**Work to be completed**
Copy every entry exactly.

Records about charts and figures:
□ □ □ □
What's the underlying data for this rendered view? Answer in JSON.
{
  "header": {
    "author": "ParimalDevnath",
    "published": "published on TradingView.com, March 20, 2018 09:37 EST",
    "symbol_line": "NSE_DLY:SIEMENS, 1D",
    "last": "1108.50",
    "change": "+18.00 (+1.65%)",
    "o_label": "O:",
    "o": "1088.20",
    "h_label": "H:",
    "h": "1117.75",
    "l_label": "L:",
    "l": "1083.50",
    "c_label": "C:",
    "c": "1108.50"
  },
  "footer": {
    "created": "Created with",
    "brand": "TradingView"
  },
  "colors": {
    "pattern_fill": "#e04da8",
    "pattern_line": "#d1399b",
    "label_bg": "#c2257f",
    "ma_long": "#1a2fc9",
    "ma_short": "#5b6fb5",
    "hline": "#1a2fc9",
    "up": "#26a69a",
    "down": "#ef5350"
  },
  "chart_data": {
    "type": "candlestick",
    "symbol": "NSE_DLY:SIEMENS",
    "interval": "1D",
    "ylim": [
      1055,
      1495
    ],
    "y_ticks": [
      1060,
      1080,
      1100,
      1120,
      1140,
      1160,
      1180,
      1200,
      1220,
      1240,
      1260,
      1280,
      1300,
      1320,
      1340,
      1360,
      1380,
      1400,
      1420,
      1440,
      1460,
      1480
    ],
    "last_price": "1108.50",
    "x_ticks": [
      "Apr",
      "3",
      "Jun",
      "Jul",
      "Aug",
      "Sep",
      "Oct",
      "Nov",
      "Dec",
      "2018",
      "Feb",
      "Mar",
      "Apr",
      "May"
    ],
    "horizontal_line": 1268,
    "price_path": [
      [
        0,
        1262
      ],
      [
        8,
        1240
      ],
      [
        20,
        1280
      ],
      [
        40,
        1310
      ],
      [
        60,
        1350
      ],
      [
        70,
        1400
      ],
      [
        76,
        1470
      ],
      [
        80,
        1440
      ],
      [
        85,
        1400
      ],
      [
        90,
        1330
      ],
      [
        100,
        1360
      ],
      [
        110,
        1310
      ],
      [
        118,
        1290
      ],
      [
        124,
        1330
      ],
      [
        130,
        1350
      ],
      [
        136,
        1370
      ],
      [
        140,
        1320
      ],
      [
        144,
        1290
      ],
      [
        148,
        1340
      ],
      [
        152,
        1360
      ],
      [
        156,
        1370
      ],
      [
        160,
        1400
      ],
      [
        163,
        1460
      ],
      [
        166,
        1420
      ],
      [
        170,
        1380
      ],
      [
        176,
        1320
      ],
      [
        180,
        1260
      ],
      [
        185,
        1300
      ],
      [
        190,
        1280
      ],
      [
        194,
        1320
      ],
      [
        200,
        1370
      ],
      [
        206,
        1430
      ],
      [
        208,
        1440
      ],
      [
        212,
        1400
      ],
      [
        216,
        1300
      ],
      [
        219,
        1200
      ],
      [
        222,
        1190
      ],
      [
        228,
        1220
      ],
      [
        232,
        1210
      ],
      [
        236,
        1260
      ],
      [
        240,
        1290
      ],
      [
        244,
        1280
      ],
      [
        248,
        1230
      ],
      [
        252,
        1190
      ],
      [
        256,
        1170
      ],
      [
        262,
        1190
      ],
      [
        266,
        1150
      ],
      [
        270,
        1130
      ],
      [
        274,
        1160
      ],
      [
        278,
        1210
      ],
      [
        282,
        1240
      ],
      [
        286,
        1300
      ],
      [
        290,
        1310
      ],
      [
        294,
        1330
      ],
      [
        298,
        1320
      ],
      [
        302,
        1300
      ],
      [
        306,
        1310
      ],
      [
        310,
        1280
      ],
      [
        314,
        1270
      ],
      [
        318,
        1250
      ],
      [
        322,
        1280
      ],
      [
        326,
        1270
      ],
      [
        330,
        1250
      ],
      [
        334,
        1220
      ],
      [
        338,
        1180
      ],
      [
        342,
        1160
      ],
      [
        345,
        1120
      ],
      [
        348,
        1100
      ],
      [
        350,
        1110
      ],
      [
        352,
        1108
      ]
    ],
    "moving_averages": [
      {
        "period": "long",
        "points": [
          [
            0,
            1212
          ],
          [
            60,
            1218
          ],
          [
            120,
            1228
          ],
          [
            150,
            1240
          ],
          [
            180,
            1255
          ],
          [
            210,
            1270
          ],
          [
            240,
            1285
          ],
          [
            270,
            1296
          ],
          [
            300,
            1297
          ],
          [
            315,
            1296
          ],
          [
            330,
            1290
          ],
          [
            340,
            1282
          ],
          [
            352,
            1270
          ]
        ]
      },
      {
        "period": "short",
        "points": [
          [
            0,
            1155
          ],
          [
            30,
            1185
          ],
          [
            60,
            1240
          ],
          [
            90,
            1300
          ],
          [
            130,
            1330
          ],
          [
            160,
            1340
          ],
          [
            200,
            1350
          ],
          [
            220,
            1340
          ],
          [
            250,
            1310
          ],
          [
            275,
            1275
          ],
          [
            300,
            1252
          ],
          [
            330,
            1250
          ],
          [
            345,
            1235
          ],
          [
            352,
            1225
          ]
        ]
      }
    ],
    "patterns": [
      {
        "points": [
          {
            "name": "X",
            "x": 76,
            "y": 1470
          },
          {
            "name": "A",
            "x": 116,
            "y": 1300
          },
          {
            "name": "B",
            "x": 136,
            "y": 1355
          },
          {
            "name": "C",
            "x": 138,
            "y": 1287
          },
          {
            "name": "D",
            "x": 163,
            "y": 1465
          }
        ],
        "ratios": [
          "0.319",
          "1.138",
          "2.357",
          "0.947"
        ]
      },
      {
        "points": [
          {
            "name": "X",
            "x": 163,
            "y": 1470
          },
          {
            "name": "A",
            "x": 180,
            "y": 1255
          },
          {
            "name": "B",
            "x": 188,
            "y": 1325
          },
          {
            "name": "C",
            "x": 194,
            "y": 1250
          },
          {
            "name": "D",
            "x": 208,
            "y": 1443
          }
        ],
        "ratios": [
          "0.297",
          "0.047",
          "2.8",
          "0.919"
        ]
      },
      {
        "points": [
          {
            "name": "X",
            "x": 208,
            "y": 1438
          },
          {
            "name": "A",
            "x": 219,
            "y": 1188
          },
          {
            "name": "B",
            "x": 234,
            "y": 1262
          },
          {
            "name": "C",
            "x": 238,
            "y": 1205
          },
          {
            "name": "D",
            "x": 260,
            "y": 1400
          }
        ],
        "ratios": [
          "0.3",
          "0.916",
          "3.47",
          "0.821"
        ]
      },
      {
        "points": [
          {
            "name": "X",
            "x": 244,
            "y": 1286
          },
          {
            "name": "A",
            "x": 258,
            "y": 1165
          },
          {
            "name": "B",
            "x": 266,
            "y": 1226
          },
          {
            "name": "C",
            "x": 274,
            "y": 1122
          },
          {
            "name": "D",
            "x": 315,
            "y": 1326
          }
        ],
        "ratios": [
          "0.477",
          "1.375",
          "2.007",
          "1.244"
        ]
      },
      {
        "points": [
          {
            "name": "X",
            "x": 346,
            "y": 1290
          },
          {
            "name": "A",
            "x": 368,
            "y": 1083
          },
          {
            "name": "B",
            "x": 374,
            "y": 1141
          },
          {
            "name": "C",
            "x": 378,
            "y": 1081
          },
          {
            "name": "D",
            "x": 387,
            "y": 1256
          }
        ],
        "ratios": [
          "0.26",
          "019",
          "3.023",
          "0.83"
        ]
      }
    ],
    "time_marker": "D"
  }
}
□ □ □ □
**The reply**
What's the underlying data for this rendered view? Answer in JSON.
{
  "header": {
    "author": "ParimalDevnath",
    "published": "published on TradingView.com, March 20, 2018 09:37 EST",
    "symbol_line": "NSE_DLY:SIEMENS, 1D",
    "last": "1108.50",
    "change": "+18.00 (+1.65%)",
    "o_label": "O:",
    "o": "1088.20",
    "h_label": "H:",
    "h": "1117.75",
    "l_label": "L:",
    "l": "1083.50",
    "c_label": "C:",
    "c": "1108.50"
  },
  "footer": {
    "created": "Created with",
    "brand": "TradingView"
  },
  "colors": {
    "pattern_fill": "#e04da8",
    "pattern_line": "#d1399b",
    "label_bg": "#c2257f",
    "ma_long": "#1a2fc9",
    "ma_short": "#5b6fb5",
    "hline": "#1a2fc9",
    "up": "#26a69a",
    "down": "#ef5350"
  },
  "chart_data": {
    "type": "candlestick",
    "symbol": "NSE_DLY:SIEMENS",
    "interval": "1D",
    "ylim": [
      1055,
      1495
    ],
    "y_ticks": [
      1060,
      1080,
      1100,
      1120,
      1140,
      1160,
      1180,
      1200,
      1220,
      1240,
      1260,
      1280,
      1300,
      1320,
      1340,
      1360,
      1380,
      1400,
      1420,
      1440,
      1460,
      1480
    ],
    "last_price": "1108.50",
    "x_ticks": [
      "Apr",
      "3",
      "Jun",
      "Jul",
      "Aug",
      "Sep",
      "Oct",
      "Nov",
      "Dec",
      "2018",
      "Feb",
      "Mar",
      "Apr",
      "May"
    ],
    "horizontal_line": 1268,
    "price_path": [
      [
        0,
        1262
      ],
      [
        8,
        1240
      ],
      [
        20,
        1280
      ],
      [
        40,
        1310
      ],
      [
        60,
        1350
      ],
      [
        70,
        1400
      ],
      [
        76,
        1470
      ],
      [
        80,
        1440
      ],
      [
        85,
        1400
      ],
      [
        90,
        1330
      ],
      [
        100,
        1360
      ],
      [
        110,
        1310
      ],
      [
        118,
        1290
      ],
      [
        124,
        1330
      ],
      [
        130,
        1350
      ],
      [
        136,
        1370
      ],
      [
        140,
        1320
      ],
      [
        144,
        1290
      ],
      [
        148,
        1340
      ],
      [
        152,
        1360
      ],
      [
        156,
        1370
      ],
      [
        160,
        1400
      ],
      [
        163,
        1460
      ],
      [
        166,
        1420
      ],
      [
        170,
        1380
      ],
      [
        176,
        1320
      ],
      [
        180,
        1260
      ],
      [
        185,
        1300
      ],
      [
        190,
        1280
      ],
      [
        194,
        1320
      ],
      [
        200,
        1370
      ],
      [
        206,
        1430
      ],
      [
        208,
        1440
      ],
      [
        212,
        1400
      ],
      [
        216,
        1300
      ],
      [
        219,
        1200
      ],
      [
        222,
        1190
      ],
      [
        228,
        1220
      ],
      [
        232,
        1210
      ],
      [
        236,
        1260
      ],
      [
        240,
        1290
      ],
      [
        244,
        1280
      ],
      [
        248,
        1230
      ],
      [
        252,
        1190
      ],
      [
        256,
        1170
      ],
      [
        262,
        1190
      ],
      [
        266,
        1150
      ],
      [
        270,
        1130
      ],
      [
        274,
        1160
      ],
      [
        278,
        1210
      ],
      [
        282,
        1240
      ],
      [
        286,
        1300
      ],
      [
        290,
        1310
      ],
      [
        294,
        1330
      ],
      [
        298,
        1320
      ],
      [
        302,
        1300
      ],
      [
        306,
        1310
      ],
      [
        310,
        1280
      ],
      [
        314,
        1270
      ],
      [
        318,
        1250
      ],
      [
        322,
        1280
      ],
      [
        326,
        1270
      ],
      [
        330,
        1250
      ],
      [
        334,
        1220
      ],
      [
        338,
        1180
      ],
      [
        342,
        1160
      ],
      [
        345,
        1120
      ],
      [
        348,
        1100
      ],
      [
        350,
        1110
      ],
      [
        352,
        1108
      ]
    ],
    "moving_averages": [
      {
        "period": "long",
        "points": [
          [
            0,
            1212
          ],
          [
            60,
            1218
          ],
          [
            120,
            1228
          ],
          [
            150,
            1240
          ],
          [
            180,
            1255
          ],
          [
            210,
            1270
          ],
          [
            240,
            1285
          ],
          [
            270,
            1296
          ],
          [
            300,
            1297
          ],
          [
            315,
            1296
          ],
          [
            330,
            1290
          ],
          [
            340,
            1282
          ],
          [
            352,
            1270
          ]
        ]
      },
      {
        "period": "short",
        "points": [
          [
            0,
            1155
          ],
          [
            30,
            1185
          ],
          [
            60,
            1240
          ],
          [
            90,
            1300
          ],
          [
            130,
            1330
          ],
          [
            160,
            1340
          ],
          [
            200,
            1350
          ],
          [
            220,
            1340
          ],
          [
            250,
            1310
          ],
          [
            275,
            1275
          ],
          [
            300,
            1252
          ],
          [
            330,
            1250
          ],
          [
            345,
            1235
          ],
          [
            352,
            1225
          ]
        ]
      }
    ],
    "patterns": [
      {
        "points": [
          {
            "name": "X",
            "x": 76,
            "y": 1470
          },
          {
            "name": "A",
            "x": 116,
            "y": 1300
          },
          {
            "name": "B",
            "x": 136,
            "y": 1355
          },
          {
            "name": "C",
            "x": 138,
            "y": 1287
          },
          {
            "name": "D",
            "x": 163,
            "y": 1465
          }
        ],
        "ratios": [
          "0.319",
          "1.138",
          "2.357",
          "0.947"
        ]
      },
      {
        "points": [
          {
            "name": "X",
            "x": 163,
            "y": 1470
          },
          {
            "name": "A",
            "x": 180,
            "y": 1255
          },
          {
            "name": "B",
            "x": 188,
            "y": 1325
          },
          {
            "name": "C",
            "x": 194,
            "y": 1250
          },
          {
            "name": "D",
            "x": 208,
            "y": 1443
          }
        ],
        "ratios": [
          "0.297",
          "0.047",
          "2.8",
          "0.919"
        ]
      },
      {
        "points": [
          {
            "name": "X",
            "x": 208,
            "y": 1438
          },
          {
            "name": "A",
            "x": 219,
            "y": 1188
          },
          {
            "name": "B",
            "x": 234,
            "y": 1262
          },
          {
            "name": "C",
            "x": 238,
            "y": 1205
          },
          {
            "name": "D",
            "x": 260,
            "y": 1400
          }
        ],
        "ratios": [
          "0.3",
          "0.916",
          "3.47",
          "0.821"
        ]
      },
      {
        "points": [
          {
            "name": "X",
            "x": 244,
            "y": 1286
          },
          {
            "name": "A",
            "x": 258,
            "y": 1165
          },
          {
            "name": "B",
            "x": 266,
            "y": 1226
          },
          {
            "name": "C",
            "x": 274,
            "y": 1122
          },
          {
            "name": "D",
            "x": 315,
            "y": 1326
          }
        ],
        "ratios": [
          "0.477",
          "1.375",
          "2.007",
          "1.244"
        ]
      },
      {
        "points": [
          {
            "name": "X",
            "x": 346,
            "y": 1290
          },
          {
            "name": "A",
            "x": 368,
            "y": 1083
          },
          {
            "name": "B",
            "x": 374,
            "y": 1141
          },
          {
            "name": "C",
            "x": 378,
            "y": 1081
          },
          {
            "name": "D",
            "x": 387,
            "y": 1256
          }
        ],
        "ratios": [
          "0.26",
          "019",
          "3.023",
          "0.83"
        ]
      }
    ],
    "time_marker": "D"
  }
}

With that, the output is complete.